(Source records)
________

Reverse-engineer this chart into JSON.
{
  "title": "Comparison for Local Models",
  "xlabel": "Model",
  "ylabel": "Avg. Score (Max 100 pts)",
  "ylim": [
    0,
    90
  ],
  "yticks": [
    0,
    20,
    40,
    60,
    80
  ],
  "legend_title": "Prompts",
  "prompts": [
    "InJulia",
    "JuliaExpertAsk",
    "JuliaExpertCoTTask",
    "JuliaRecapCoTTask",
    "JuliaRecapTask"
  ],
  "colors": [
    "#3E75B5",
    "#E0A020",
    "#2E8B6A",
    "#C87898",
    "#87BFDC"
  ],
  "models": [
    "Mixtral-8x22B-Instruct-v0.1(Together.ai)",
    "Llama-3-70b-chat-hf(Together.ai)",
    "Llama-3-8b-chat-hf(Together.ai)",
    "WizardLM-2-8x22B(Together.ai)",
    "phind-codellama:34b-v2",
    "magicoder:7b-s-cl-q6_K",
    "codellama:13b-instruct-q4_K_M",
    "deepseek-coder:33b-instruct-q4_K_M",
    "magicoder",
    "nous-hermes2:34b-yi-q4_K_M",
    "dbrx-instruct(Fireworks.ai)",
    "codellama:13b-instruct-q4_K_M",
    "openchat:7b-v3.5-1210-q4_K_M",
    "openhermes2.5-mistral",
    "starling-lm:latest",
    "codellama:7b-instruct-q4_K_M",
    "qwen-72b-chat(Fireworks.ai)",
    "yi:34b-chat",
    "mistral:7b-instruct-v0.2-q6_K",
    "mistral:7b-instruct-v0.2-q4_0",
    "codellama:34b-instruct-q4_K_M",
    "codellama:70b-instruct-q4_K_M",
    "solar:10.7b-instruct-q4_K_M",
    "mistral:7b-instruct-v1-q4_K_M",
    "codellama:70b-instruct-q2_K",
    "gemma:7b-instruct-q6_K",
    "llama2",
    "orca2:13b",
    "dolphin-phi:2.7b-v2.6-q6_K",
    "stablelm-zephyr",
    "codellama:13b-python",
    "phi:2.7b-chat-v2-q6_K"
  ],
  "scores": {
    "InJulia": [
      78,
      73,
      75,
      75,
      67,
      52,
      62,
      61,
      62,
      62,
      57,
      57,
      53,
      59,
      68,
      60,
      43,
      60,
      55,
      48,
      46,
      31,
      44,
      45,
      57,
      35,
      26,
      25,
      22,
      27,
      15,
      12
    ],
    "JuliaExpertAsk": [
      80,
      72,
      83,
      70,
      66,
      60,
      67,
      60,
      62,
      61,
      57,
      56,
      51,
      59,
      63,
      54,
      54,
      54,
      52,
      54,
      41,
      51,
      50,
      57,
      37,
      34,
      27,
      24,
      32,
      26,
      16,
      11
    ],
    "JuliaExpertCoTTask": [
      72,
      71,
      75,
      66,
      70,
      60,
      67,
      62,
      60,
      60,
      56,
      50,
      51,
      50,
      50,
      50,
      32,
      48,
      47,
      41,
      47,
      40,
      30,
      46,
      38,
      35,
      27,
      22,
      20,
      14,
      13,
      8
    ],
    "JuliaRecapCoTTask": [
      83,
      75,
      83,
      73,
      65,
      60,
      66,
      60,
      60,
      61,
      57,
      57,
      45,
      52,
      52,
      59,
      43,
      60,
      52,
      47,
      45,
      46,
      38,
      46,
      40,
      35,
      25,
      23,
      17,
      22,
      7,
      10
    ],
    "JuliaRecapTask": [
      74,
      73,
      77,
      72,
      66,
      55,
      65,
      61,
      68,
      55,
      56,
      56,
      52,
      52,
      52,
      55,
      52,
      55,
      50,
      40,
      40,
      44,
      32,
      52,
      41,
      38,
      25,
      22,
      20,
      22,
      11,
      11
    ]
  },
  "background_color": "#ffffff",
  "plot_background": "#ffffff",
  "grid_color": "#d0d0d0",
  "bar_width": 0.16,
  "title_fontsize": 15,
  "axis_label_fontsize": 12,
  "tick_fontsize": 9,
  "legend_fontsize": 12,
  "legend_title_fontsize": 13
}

________

## PROBLEM REQUIREMENTS
Filter the entries down to the lines containing "codellama". Copy each of those lines.

## WORKED ANSWER
    "phind-codellama:34b-v2",
    "codellama:13b-instruct-q4_K_M",
    "codellama:13b-instruct-q4_K_M",
    "codellama:7b-instruct-q4_K_M",
    "codellama:34b-instruct-q4_K_M",
    "codellama:70b-instruct-q4_K_M",
    "codellama:70b-instruct-q2_K",
    "codellama:13b-python",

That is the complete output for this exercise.